INPUT RECORDS:
- - - - - - -
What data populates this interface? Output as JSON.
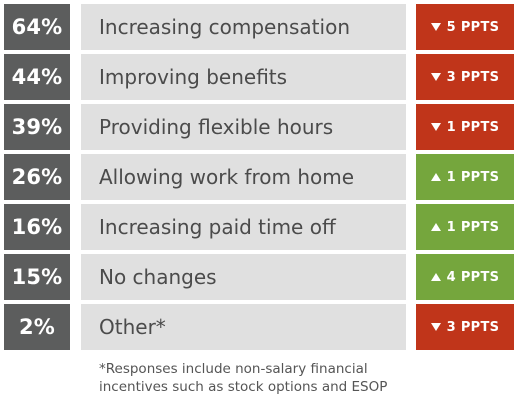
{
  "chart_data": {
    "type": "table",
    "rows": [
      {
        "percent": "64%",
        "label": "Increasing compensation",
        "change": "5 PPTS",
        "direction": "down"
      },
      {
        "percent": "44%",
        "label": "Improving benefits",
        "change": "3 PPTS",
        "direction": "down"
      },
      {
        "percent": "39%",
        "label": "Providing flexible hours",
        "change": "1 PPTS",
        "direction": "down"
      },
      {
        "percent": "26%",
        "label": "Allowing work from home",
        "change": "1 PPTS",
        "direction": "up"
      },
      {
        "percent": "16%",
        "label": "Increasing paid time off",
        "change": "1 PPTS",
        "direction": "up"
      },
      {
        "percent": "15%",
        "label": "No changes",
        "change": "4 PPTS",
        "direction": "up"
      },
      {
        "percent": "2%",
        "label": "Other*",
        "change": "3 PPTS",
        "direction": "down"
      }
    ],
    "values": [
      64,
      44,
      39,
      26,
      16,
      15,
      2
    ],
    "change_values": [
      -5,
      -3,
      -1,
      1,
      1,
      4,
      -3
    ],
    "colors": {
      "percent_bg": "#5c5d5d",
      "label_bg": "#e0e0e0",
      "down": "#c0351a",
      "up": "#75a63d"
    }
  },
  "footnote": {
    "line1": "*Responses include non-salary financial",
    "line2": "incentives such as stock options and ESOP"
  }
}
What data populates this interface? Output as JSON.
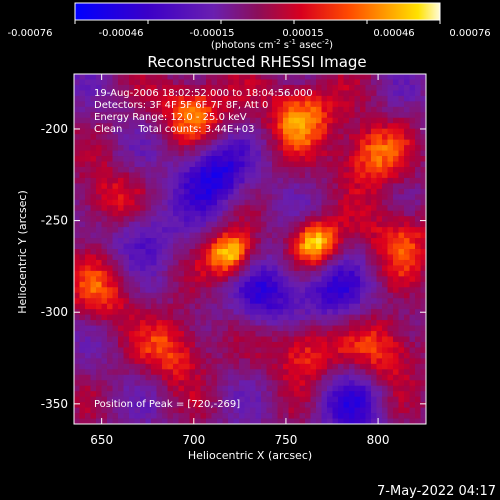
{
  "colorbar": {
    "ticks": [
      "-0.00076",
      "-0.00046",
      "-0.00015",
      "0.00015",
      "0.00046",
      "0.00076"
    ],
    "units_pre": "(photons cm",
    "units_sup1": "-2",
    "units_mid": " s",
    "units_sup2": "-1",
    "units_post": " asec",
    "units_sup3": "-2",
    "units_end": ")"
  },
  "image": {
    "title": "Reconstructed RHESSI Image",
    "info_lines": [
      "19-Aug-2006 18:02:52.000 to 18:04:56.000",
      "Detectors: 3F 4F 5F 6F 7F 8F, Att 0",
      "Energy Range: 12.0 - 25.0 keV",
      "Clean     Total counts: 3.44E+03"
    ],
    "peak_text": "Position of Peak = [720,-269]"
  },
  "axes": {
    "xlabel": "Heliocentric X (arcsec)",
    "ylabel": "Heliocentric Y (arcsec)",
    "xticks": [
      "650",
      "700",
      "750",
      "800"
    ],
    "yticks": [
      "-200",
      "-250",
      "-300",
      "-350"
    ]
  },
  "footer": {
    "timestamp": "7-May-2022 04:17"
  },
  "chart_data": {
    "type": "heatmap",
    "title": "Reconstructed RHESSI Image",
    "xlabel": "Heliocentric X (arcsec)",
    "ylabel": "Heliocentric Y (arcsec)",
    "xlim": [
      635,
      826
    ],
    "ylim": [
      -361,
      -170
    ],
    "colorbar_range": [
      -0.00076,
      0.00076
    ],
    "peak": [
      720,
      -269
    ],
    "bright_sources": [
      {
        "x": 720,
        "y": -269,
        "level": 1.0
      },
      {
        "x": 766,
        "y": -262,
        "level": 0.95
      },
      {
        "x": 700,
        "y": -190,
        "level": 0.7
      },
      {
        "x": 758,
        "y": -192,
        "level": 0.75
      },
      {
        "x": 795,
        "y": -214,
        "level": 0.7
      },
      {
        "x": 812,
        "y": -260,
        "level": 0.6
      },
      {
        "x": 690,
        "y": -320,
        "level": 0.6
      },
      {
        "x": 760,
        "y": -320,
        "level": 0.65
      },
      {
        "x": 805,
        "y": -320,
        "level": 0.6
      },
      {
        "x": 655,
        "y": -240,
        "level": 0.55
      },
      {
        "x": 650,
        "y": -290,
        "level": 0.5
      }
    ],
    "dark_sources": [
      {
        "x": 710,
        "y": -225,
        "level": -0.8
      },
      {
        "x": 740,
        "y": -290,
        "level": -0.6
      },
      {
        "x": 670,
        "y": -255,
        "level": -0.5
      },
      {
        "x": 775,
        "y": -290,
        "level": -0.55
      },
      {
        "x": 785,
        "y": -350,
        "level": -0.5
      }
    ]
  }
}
- - - - - - -
Quote the entries in full. Any image among them is to be omitted from the copy.

SOLUTION:
What data populates this interface? Output as JSON.
{
  "chart_data": {
    "type": "table",
    "rows": [
      {
        "percent": "64%",
        "label": "Increasing compensation",
        "change": "5 PPTS",
        "direction": "down"
      },
      {
        "percent": "44%",
        "label": "Improving benefits",
        "change": "3 PPTS",
        "direction": "down"
      },
      {
        "percent": "39%",
        "label": "Providing flexible hours",
        "change": "1 PPTS",
        "direction": "down"
      },
      {
        "percent": "26%",
        "label": "Allowing work from home",
        "change": "1 PPTS",
        "direction": "up"
      },
      {
        "percent": "16%",
        "label": "Increasing paid time off",
        "change": "1 PPTS",
        "direction": "up"
      },
      {
        "percent": "15%",
        "label": "No changes",
        "change": "4 PPTS",
        "direction": "up"
      },
      {
        "percent": "2%",
        "label": "Other*",
        "change": "3 PPTS",
        "direction": "down"
      }
    ],
    "values": [
      64,
      44,
      39,
      26,
      16,
      15,
      2
    ],
    "change_values": [
      -5,
      -3,
      -1,
      1,
      1,
      4,
      -3
    ],
    "colors": {
      "percent_bg": "#5c5d5d",
      "label_bg": "#e0e0e0",
      "down": "#c0351a",
      "up": "#75a63d"
    }
  },
  "footnote": {
    "line1": "*Responses include non-salary financial",
    "line2": "incentives such as stock options and ESOP"
  }
}
What data populates this interface? Output as JSON.
{
  "colorbar": {
    "ticks": [
      "-0.00076",
      "-0.00046",
      "-0.00015",
      "0.00015",
      "0.00046",
      "0.00076"
    ],
    "units_pre": "(photons cm",
    "units_sup1": "-2",
    "units_mid": " s",
    "units_sup2": "-1",
    "units_post": " asec",
    "units_sup3": "-2",
    "units_end": ")"
  },
  "image": {
    "title": "Reconstructed RHESSI Image",
    "info_lines": [
      "19-Aug-2006 18:02:52.000 to 18:04:56.000",
      "Detectors: 3F 4F 5F 6F 7F 8F, Att 0",
      "Energy Range: 12.0 - 25.0 keV",
      "Clean     Total counts: 3.44E+03"
    ],
    "peak_text": "Position of Peak = [720,-269]"
  },
  "axes": {
    "xlabel": "Heliocentric X (arcsec)",
    "ylabel": "Heliocentric Y (arcsec)",
    "xticks": [
      "650",
      "700",
      "750",
      "800"
    ],
    "yticks": [
      "-200",
      "-250",
      "-300",
      "-350"
    ]
  },
  "footer": {
    "timestamp": "7-May-2022 04:17"
  },
  "chart_data": {
    "type": "heatmap",
    "title": "Reconstructed RHESSI Image",
    "xlabel": "Heliocentric X (arcsec)",
    "ylabel": "Heliocentric Y (arcsec)",
    "xlim": [
      635,
      826
    ],
    "ylim": [
      -361,
      -170
    ],
    "colorbar_range": [
      -0.00076,
      0.00076
    ],
    "peak": [
      720,
      -269
    ],
    "bright_sources": [
      {
        "x": 720,
        "y": -269,
        "level": 1.0
      },
      {
        "x": 766,
        "y": -262,
        "level": 0.95
      },
      {
        "x": 700,
        "y": -190,
        "level": 0.7
      },
      {
        "x": 758,
        "y": -192,
        "level": 0.75
      },
      {
        "x": 795,
        "y": -214,
        "level": 0.7
      },
      {
        "x": 812,
        "y": -260,
        "level": 0.6
      },
      {
        "x": 690,
        "y": -320,
        "level": 0.6
      },
      {
        "x": 760,
        "y": -320,
        "level": 0.65
      },
      {
        "x": 805,
        "y": -320,
        "level": 0.6
      },
      {
        "x": 655,
        "y": -240,
        "level": 0.55
      },
      {
        "x": 650,
        "y": -290,
        "level": 0.5
      }
    ],
    "dark_sources": [
      {
        "x": 710,
        "y": -225,
        "level": -0.8
      },
      {
        "x": 740,
        "y": -290,
        "level": -0.6
      },
      {
        "x": 670,
        "y": -255,
        "level": -0.5
      },
      {
        "x": 775,
        "y": -290,
        "level": -0.55
      },
      {
        "x": 785,
        "y": -350,
        "level": -0.5
      }
    ]
  }
}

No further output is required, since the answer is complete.